— START OF MATERIAL —

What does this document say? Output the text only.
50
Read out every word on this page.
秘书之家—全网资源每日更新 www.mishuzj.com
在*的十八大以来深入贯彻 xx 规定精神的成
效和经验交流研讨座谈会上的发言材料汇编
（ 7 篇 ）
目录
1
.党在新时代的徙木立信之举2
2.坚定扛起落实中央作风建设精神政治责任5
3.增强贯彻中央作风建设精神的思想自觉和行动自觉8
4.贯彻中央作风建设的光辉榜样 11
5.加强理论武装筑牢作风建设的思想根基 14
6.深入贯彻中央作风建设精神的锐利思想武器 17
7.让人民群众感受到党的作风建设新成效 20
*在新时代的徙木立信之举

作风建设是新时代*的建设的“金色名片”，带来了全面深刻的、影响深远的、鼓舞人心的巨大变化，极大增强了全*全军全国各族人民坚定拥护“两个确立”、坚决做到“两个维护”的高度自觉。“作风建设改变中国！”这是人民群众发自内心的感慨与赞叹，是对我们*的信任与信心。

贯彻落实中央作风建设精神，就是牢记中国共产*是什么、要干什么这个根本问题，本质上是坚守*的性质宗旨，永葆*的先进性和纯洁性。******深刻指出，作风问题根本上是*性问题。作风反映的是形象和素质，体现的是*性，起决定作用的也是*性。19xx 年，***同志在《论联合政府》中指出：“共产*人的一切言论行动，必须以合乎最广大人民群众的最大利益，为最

— END OF MATERIAL —

• _GOAL_: Write the material out again word for word.

• _ANSWER FOR THIS EXERCISE_:
What does this document say? Output the text only.
50
Read out every word on this page.
秘书之家—全网资源每日更新 www.mishuzj.com
在*的十八大以来深入贯彻 xx 规定精神的成
效和经验交流研讨座谈会上的发言材料汇编
（ 7 篇 ）
目录
1
.党在新时代的徙木立信之举2
2.坚定扛起落实中央作风建设精神政治责任5
3.增强贯彻中央作风建设精神的思想自觉和行动自觉8
4.贯彻中央作风建设的光辉榜样 11
5.加强理论武装筑牢作风建设的思想根基 14
6.深入贯彻中央作风建设精神的锐利思想武器 17
7.让人民群众感受到党的作风建设新成效 20
*在新时代的徙木立信之举

作风建设是新时代*的建设的“金色名片”，带来了全面深刻的、影响深远的、鼓舞人心的巨大变化，极大增强了全*全军全国各族人民坚定拥护“两个确立”、坚决做到“两个维护”的高度自觉。“作风建设改变中国！”这是人民群众发自内心的感慨与赞叹，是对我们*的信任与信心。

贯彻落实中央作风建设精神，就是牢记中国共产*是什么、要干什么这个根本问题，本质上是坚守*的性质宗旨，永葆*的先进性和纯洁性。******深刻指出，作风问题根本上是*性问题。作风反映的是形象和素质，体现的是*性，起决定作用的也是*性。19xx 年，***同志在《论联合政府》中指出：“共产*人的一切言论行动，必须以合乎最广大人民群众的最大利益，为最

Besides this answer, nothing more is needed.